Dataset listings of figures
###
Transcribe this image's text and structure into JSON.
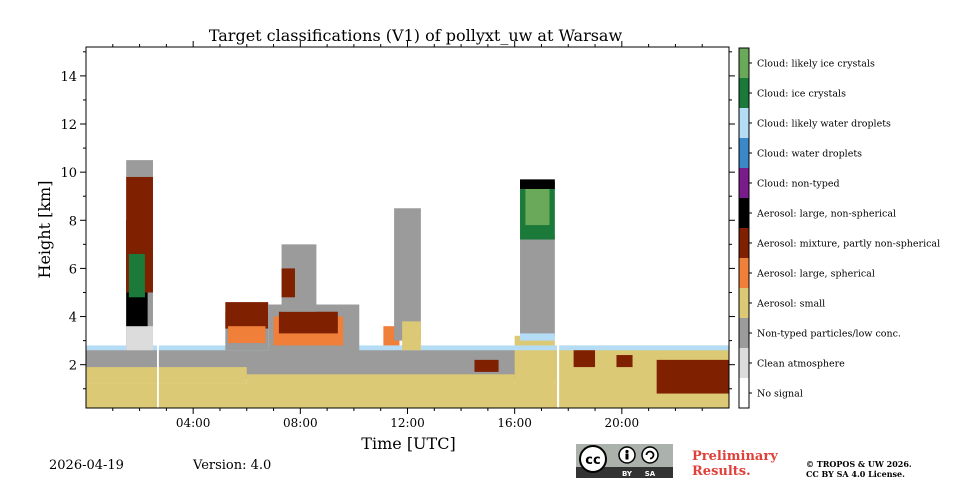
{
  "chart_data": {
    "type": "heatmap",
    "title": "Target classifications (V1) of pollyxt_uw at Warsaw",
    "xlabel": "Time [UTC]",
    "ylabel": "Height [km]",
    "xlim": [
      0,
      24
    ],
    "ylim": [
      0.2,
      15.2
    ],
    "x_ticks": [
      {
        "value": 4,
        "label": "04:00"
      },
      {
        "value": 8,
        "label": "08:00"
      },
      {
        "value": 12,
        "label": "12:00"
      },
      {
        "value": 16,
        "label": "16:00"
      },
      {
        "value": 20,
        "label": "20:00"
      }
    ],
    "y_ticks": [
      {
        "value": 2,
        "label": "2"
      },
      {
        "value": 4,
        "label": "4"
      },
      {
        "value": 6,
        "label": "6"
      },
      {
        "value": 8,
        "label": "8"
      },
      {
        "value": 10,
        "label": "10"
      },
      {
        "value": 12,
        "label": "12"
      },
      {
        "value": 14,
        "label": "14"
      }
    ],
    "classes": [
      {
        "label": "No signal",
        "color": "#ffffff"
      },
      {
        "label": "Clean atmosphere",
        "color": "#dcdcdc"
      },
      {
        "label": "Non-typed particles/low conc.",
        "color": "#9b9b9b"
      },
      {
        "label": "Aerosol: small",
        "color": "#dcc975"
      },
      {
        "label": "Aerosol: large, spherical",
        "color": "#f07f3a"
      },
      {
        "label": "Aerosol: mixture, partly non-spherical",
        "color": "#7f2000"
      },
      {
        "label": "Aerosol: large, non-spherical",
        "color": "#000000"
      },
      {
        "label": "Cloud: non-typed",
        "color": "#7a1b8c"
      },
      {
        "label": "Cloud: water droplets",
        "color": "#3a88c8"
      },
      {
        "label": "Cloud: likely water droplets",
        "color": "#b5dcf5"
      },
      {
        "label": "Cloud: ice crystals",
        "color": "#1b7a3a"
      },
      {
        "label": "Cloud: likely ice crystals",
        "color": "#6aa85a"
      }
    ],
    "regions": [
      {
        "class": 2,
        "x": [
          0,
          24
        ],
        "y": [
          1.4,
          2.7
        ]
      },
      {
        "class": 3,
        "x": [
          0,
          24
        ],
        "y": [
          0.2,
          1.2
        ]
      },
      {
        "class": 3,
        "x": [
          0,
          6
        ],
        "y": [
          1.2,
          1.9
        ]
      },
      {
        "class": 3,
        "x": [
          6,
          16
        ],
        "y": [
          0.2,
          1.6
        ]
      },
      {
        "class": 3,
        "x": [
          16,
          17.5
        ],
        "y": [
          0.2,
          3.2
        ]
      },
      {
        "class": 3,
        "x": [
          17.5,
          24
        ],
        "y": [
          0.2,
          2.8
        ]
      },
      {
        "class": 9,
        "x": [
          0,
          24
        ],
        "y": [
          2.6,
          2.8
        ]
      },
      {
        "class": 2,
        "x": [
          1.5,
          2.5
        ],
        "y": [
          2.6,
          10.5
        ]
      },
      {
        "class": 1,
        "x": [
          1.5,
          2.5
        ],
        "y": [
          2.6,
          3.6
        ]
      },
      {
        "class": 6,
        "x": [
          1.5,
          2.3
        ],
        "y": [
          3.6,
          8.0
        ]
      },
      {
        "class": 5,
        "x": [
          1.5,
          2.5
        ],
        "y": [
          5.0,
          9.8
        ]
      },
      {
        "class": 10,
        "x": [
          1.6,
          2.2
        ],
        "y": [
          4.8,
          6.6
        ]
      },
      {
        "class": 2,
        "x": [
          5.2,
          6.8
        ],
        "y": [
          2.6,
          4.2
        ]
      },
      {
        "class": 5,
        "x": [
          5.2,
          6.8
        ],
        "y": [
          3.5,
          4.6
        ]
      },
      {
        "class": 4,
        "x": [
          5.3,
          6.7
        ],
        "y": [
          2.9,
          3.6
        ]
      },
      {
        "class": 2,
        "x": [
          6.8,
          10.2
        ],
        "y": [
          2.0,
          4.5
        ]
      },
      {
        "class": 4,
        "x": [
          7.0,
          9.6
        ],
        "y": [
          2.8,
          4.0
        ]
      },
      {
        "class": 5,
        "x": [
          7.2,
          9.4
        ],
        "y": [
          3.3,
          4.2
        ]
      },
      {
        "class": 2,
        "x": [
          7.3,
          8.6
        ],
        "y": [
          4.2,
          7.0
        ]
      },
      {
        "class": 5,
        "x": [
          7.3,
          7.8
        ],
        "y": [
          4.8,
          6.0
        ]
      },
      {
        "class": 4,
        "x": [
          11.1,
          11.7
        ],
        "y": [
          2.8,
          3.6
        ]
      },
      {
        "class": 2,
        "x": [
          11.5,
          12.5
        ],
        "y": [
          3.0,
          8.5
        ]
      },
      {
        "class": 3,
        "x": [
          11.8,
          12.5
        ],
        "y": [
          2.6,
          3.8
        ]
      },
      {
        "class": 5,
        "x": [
          14.5,
          15.4
        ],
        "y": [
          1.7,
          2.2
        ]
      },
      {
        "class": 2,
        "x": [
          16.2,
          17.5
        ],
        "y": [
          3.2,
          7.4
        ]
      },
      {
        "class": 10,
        "x": [
          16.2,
          17.5
        ],
        "y": [
          7.2,
          9.6
        ]
      },
      {
        "class": 11,
        "x": [
          16.4,
          17.3
        ],
        "y": [
          7.8,
          9.3
        ]
      },
      {
        "class": 6,
        "x": [
          16.2,
          17.5
        ],
        "y": [
          9.3,
          9.7
        ]
      },
      {
        "class": 9,
        "x": [
          16.2,
          17.5
        ],
        "y": [
          3.0,
          3.3
        ]
      },
      {
        "class": 5,
        "x": [
          18.2,
          19.0
        ],
        "y": [
          1.9,
          2.6
        ]
      },
      {
        "class": 5,
        "x": [
          19.8,
          20.4
        ],
        "y": [
          1.9,
          2.4
        ]
      },
      {
        "class": 5,
        "x": [
          21.3,
          24.0
        ],
        "y": [
          0.8,
          2.2
        ]
      },
      {
        "class": 0,
        "x": [
          2.65,
          2.72
        ],
        "y": [
          0.2,
          15.2
        ]
      },
      {
        "class": 0,
        "x": [
          17.58,
          17.66
        ],
        "y": [
          0.2,
          15.2
        ]
      }
    ]
  },
  "footer": {
    "date": "2026-04-19",
    "version": "Version: 4.0",
    "preliminary_line1": "Preliminary",
    "preliminary_line2": "Results.",
    "copyright_line1": "© TROPOS & UW 2026.",
    "copyright_line2": "CC BY SA 4.0 License.",
    "cc_by": "BY",
    "cc_sa": "SA",
    "cc_logo": "cc"
  },
  "colors": {
    "preliminary": "#e0403a",
    "badge_bg": "#aab2ab",
    "badge_dark": "#333333"
  }
}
###
> **Task requirements**
Reproduce the entries exactly. Do not carry over any picture.

> **Reply to the task**
Transcribe this image's text and structure into JSON.
{
  "chart_data": {
    "type": "heatmap",
    "title": "Target classifications (V1) of pollyxt_uw at Warsaw",
    "xlabel": "Time [UTC]",
    "ylabel": "Height [km]",
    "xlim": [
      0,
      24
    ],
    "ylim": [
      0.2,
      15.2
    ],
    "x_ticks": [
      {
        "value": 4,
        "label": "04:00"
      },
      {
        "value": 8,
        "label": "08:00"
      },
      {
        "value": 12,
        "label": "12:00"
      },
      {
        "value": 16,
        "label": "16:00"
      },
      {
        "value": 20,
        "label": "20:00"
      }
    ],
    "y_ticks": [
      {
        "value": 2,
        "label": "2"
      },
      {
        "value": 4,
        "label": "4"
      },
      {
        "value": 6,
        "label": "6"
      },
      {
        "value": 8,
        "label": "8"
      },
      {
        "value": 10,
        "label": "10"
      },
      {
        "value": 12,
        "label": "12"
      },
      {
        "value": 14,
        "label": "14"
      }
    ],
    "classes": [
      {
        "label": "No signal",
        "color": "#ffffff"
      },
      {
        "label": "Clean atmosphere",
        "color": "#dcdcdc"
      },
      {
        "label": "Non-typed particles/low conc.",
        "color": "#9b9b9b"
      },
      {
        "label": "Aerosol: small",
        "color": "#dcc975"
      },
      {
        "label": "Aerosol: large, spherical",
        "color": "#f07f3a"
      },
      {
        "label": "Aerosol: mixture, partly non-spherical",
        "color": "#7f2000"
      },
      {
        "label": "Aerosol: large, non-spherical",
        "color": "#000000"
      },
      {
        "label": "Cloud: non-typed",
        "color": "#7a1b8c"
      },
      {
        "label": "Cloud: water droplets",
        "color": "#3a88c8"
      },
      {
        "label": "Cloud: likely water droplets",
        "color": "#b5dcf5"
      },
      {
        "label": "Cloud: ice crystals",
        "color": "#1b7a3a"
      },
      {
        "label": "Cloud: likely ice crystals",
        "color": "#6aa85a"
      }
    ],
    "regions": [
      {
        "class": 2,
        "x": [
          0,
          24
        ],
        "y": [
          1.4,
          2.7
        ]
      },
      {
        "class": 3,
        "x": [
          0,
          24
        ],
        "y": [
          0.2,
          1.2
        ]
      },
      {
        "class": 3,
        "x": [
          0,
          6
        ],
        "y": [
          1.2,
          1.9
        ]
      },
      {
        "class": 3,
        "x": [
          6,
          16
        ],
        "y": [
          0.2,
          1.6
        ]
      },
      {
        "class": 3,
        "x": [
          16,
          17.5
        ],
        "y": [
          0.2,
          3.2
        ]
      },
      {
        "class": 3,
        "x": [
          17.5,
          24
        ],
        "y": [
          0.2,
          2.8
        ]
      },
      {
        "class": 9,
        "x": [
          0,
          24
        ],
        "y": [
          2.6,
          2.8
        ]
      },
      {
        "class": 2,
        "x": [
          1.5,
          2.5
        ],
        "y": [
          2.6,
          10.5
        ]
      },
      {
        "class": 1,
        "x": [
          1.5,
          2.5
        ],
        "y": [
          2.6,
          3.6
        ]
      },
      {
        "class": 6,
        "x": [
          1.5,
          2.3
        ],
        "y": [
          3.6,
          8.0
        ]
      },
      {
        "class": 5,
        "x": [
          1.5,
          2.5
        ],
        "y": [
          5.0,
          9.8
        ]
      },
      {
        "class": 10,
        "x": [
          1.6,
          2.2
        ],
        "y": [
          4.8,
          6.6
        ]
      },
      {
        "class": 2,
        "x": [
          5.2,
          6.8
        ],
        "y": [
          2.6,
          4.2
        ]
      },
      {
        "class": 5,
        "x": [
          5.2,
          6.8
        ],
        "y": [
          3.5,
          4.6
        ]
      },
      {
        "class": 4,
        "x": [
          5.3,
          6.7
        ],
        "y": [
          2.9,
          3.6
        ]
      },
      {
        "class": 2,
        "x": [
          6.8,
          10.2
        ],
        "y": [
          2.0,
          4.5
        ]
      },
      {
        "class": 4,
        "x": [
          7.0,
          9.6
        ],
        "y": [
          2.8,
          4.0
        ]
      },
      {
        "class": 5,
        "x": [
          7.2,
          9.4
        ],
        "y": [
          3.3,
          4.2
        ]
      },
      {
        "class": 2,
        "x": [
          7.3,
          8.6
        ],
        "y": [
          4.2,
          7.0
        ]
      },
      {
        "class": 5,
        "x": [
          7.3,
          7.8
        ],
        "y": [
          4.8,
          6.0
        ]
      },
      {
        "class": 4,
        "x": [
          11.1,
          11.7
        ],
        "y": [
          2.8,
          3.6
        ]
      },
      {
        "class": 2,
        "x": [
          11.5,
          12.5
        ],
        "y": [
          3.0,
          8.5
        ]
      },
      {
        "class": 3,
        "x": [
          11.8,
          12.5
        ],
        "y": [
          2.6,
          3.8
        ]
      },
      {
        "class": 5,
        "x": [
          14.5,
          15.4
        ],
        "y": [
          1.7,
          2.2
        ]
      },
      {
        "class": 2,
        "x": [
          16.2,
          17.5
        ],
        "y": [
          3.2,
          7.4
        ]
      },
      {
        "class": 10,
        "x": [
          16.2,
          17.5
        ],
        "y": [
          7.2,
          9.6
        ]
      },
      {
        "class": 11,
        "x": [
          16.4,
          17.3
        ],
        "y": [
          7.8,
          9.3
        ]
      },
      {
        "class": 6,
        "x": [
          16.2,
          17.5
        ],
        "y": [
          9.3,
          9.7
        ]
      },
      {
        "class": 9,
        "x": [
          16.2,
          17.5
        ],
        "y": [
          3.0,
          3.3
        ]
      },
      {
        "class": 5,
        "x": [
          18.2,
          19.0
        ],
        "y": [
          1.9,
          2.6
        ]
      },
      {
        "class": 5,
        "x": [
          19.8,
          20.4
        ],
        "y": [
          1.9,
          2.4
        ]
      },
      {
        "class": 5,
        "x": [
          21.3,
          24.0
        ],
        "y": [
          0.8,
          2.2
        ]
      },
      {
        "class": 0,
        "x": [
          2.65,
          2.72
        ],
        "y": [
          0.2,
          15.2
        ]
      },
      {
        "class": 0,
        "x": [
          17.58,
          17.66
        ],
        "y": [
          0.2,
          15.2
        ]
      }
    ]
  },
  "footer": {
    "date": "2026-04-19",
    "version": "Version: 4.0",
    "preliminary_line1": "Preliminary",
    "preliminary_line2": "Results.",
    "copyright_line1": "© TROPOS & UW 2026.",
    "copyright_line2": "CC BY SA 4.0 License.",
    "cc_by": "BY",
    "cc_sa": "SA",
    "cc_logo": "cc"
  },
  "colors": {
    "preliminary": "#e0403a",
    "badge_bg": "#aab2ab",
    "badge_dark": "#333333"
  }
}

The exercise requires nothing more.